### [Stated task]
Type out the records that follow, exactly as given.

** start of Data for this exercise **

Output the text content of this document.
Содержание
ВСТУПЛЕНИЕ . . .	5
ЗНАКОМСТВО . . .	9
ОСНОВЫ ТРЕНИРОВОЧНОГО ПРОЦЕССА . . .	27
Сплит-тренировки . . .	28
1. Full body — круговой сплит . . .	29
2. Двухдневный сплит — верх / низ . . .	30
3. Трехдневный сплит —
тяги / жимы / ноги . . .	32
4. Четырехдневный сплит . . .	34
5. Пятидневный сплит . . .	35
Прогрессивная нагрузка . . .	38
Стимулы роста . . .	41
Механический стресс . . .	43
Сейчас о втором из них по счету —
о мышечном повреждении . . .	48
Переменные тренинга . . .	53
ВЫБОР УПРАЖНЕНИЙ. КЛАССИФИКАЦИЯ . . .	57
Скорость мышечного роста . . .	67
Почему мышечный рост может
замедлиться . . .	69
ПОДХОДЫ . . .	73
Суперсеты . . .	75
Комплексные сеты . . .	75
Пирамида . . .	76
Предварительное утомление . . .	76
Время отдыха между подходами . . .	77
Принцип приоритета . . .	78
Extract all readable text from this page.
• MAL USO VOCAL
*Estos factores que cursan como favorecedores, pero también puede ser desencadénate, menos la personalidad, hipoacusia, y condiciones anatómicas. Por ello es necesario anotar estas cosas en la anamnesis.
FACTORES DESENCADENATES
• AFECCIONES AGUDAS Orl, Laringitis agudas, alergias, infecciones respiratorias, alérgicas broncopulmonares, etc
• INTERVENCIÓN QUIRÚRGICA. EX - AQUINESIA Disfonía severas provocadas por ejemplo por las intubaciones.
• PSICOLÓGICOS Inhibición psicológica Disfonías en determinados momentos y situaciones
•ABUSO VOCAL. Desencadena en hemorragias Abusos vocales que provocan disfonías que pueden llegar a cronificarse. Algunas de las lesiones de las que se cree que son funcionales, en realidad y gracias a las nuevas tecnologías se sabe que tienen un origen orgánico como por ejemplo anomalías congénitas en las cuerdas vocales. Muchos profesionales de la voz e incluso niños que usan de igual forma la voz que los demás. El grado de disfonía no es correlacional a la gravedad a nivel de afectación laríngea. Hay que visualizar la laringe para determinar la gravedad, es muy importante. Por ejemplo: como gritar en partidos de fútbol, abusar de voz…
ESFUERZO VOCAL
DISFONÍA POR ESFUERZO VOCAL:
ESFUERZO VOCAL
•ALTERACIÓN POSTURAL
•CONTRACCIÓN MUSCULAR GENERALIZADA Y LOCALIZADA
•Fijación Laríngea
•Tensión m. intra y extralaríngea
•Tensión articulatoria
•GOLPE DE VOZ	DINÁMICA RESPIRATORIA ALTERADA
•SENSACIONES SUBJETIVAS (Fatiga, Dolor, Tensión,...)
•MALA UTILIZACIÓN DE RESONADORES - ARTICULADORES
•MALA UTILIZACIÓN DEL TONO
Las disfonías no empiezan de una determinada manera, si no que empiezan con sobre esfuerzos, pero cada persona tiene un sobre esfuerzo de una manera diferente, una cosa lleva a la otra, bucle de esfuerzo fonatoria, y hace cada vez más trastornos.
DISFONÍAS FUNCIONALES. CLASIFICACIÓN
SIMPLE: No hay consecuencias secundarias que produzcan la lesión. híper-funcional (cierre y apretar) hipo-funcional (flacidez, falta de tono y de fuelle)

** end of Data for this exercise **

### [Result for this exercise]
Output the text content of this document.
Содержание
ВСТУПЛЕНИЕ . . .	5
ЗНАКОМСТВО . . .	9
ОСНОВЫ ТРЕНИРОВОЧНОГО ПРОЦЕССА . . .	27
Сплит-тренировки . . .	28
1. Full body — круговой сплит . . .	29
2. Двухдневный сплит — верх / низ . . .	30
3. Трехдневный сплит —
тяги / жимы / ноги . . .	32
4. Четырехдневный сплит . . .	34
5. Пятидневный сплит . . .	35
Прогрессивная нагрузка . . .	38
Стимулы роста . . .	41
Механический стресс . . .	43
Сейчас о втором из них по счету —
о мышечном повреждении . . .	48
Переменные тренинга . . .	53
ВЫБОР УПРАЖНЕНИЙ. КЛАССИФИКАЦИЯ . . .	57
Скорость мышечного роста . . .	67
Почему мышечный рост может
замедлиться . . .	69
ПОДХОДЫ . . .	73
Суперсеты . . .	75
Комплексные сеты . . .	75
Пирамида . . .	76
Предварительное утомление . . .	76
Время отдыха между подходами . . .	77
Принцип приоритета . . .	78
Extract all readable text from this page.
• MAL USO VOCAL
*Estos factores que cursan como favorecedores, pero también puede ser desencadénate, menos la personalidad, hipoacusia, y condiciones anatómicas. Por ello es necesario anotar estas cosas en la anamnesis.
FACTORES DESENCADENATES
• AFECCIONES AGUDAS Orl, Laringitis agudas, alergias, infecciones respiratorias, alérgicas broncopulmonares, etc
• INTERVENCIÓN QUIRÚRGICA. EX - AQUINESIA Disfonía severas provocadas por ejemplo por las intubaciones.
• PSICOLÓGICOS Inhibición psicológica Disfonías en determinados momentos y situaciones
•ABUSO VOCAL. Desencadena en hemorragias Abusos vocales que provocan disfonías que pueden llegar a cronificarse. Algunas de las lesiones de las que se cree que son funcionales, en realidad y gracias a las nuevas tecnologías se sabe que tienen un origen orgánico como por ejemplo anomalías congénitas en las cuerdas vocales. Muchos profesionales de la voz e incluso niños que usan de igual forma la voz que los demás. El grado de disfonía no es correlacional a la gravedad a nivel de afectación laríngea. Hay que visualizar la laringe para determinar la gravedad, es muy importante. Por ejemplo: como gritar en partidos de fútbol, abusar de voz…
ESFUERZO VOCAL
DISFONÍA POR ESFUERZO VOCAL:
ESFUERZO VOCAL
•ALTERACIÓN POSTURAL
•CONTRACCIÓN MUSCULAR GENERALIZADA Y LOCALIZADA
•Fijación Laríngea
•Tensión m. intra y extralaríngea
•Tensión articulatoria
•GOLPE DE VOZ	DINÁMICA RESPIRATORIA ALTERADA
•SENSACIONES SUBJETIVAS (Fatiga, Dolor, Tensión,...)
•MALA UTILIZACIÓN DE RESONADORES - ARTICULADORES
•MALA UTILIZACIÓN DEL TONO
Las disfonías no empiezan de una determinada manera, si no que empiezan con sobre esfuerzos, pero cada persona tiene un sobre esfuerzo de una manera diferente, una cosa lleva a la otra, bucle de esfuerzo fonatoria, y hace cada vez más trastornos.
DISFONÍAS FUNCIONALES. CLASIFICACIÓN
SIMPLE: No hay consecuencias secundarias que produzcan la lesión. híper-funcional (cierre y apretar) hipo-funcional (flacidez, falta de tono y de fuelle)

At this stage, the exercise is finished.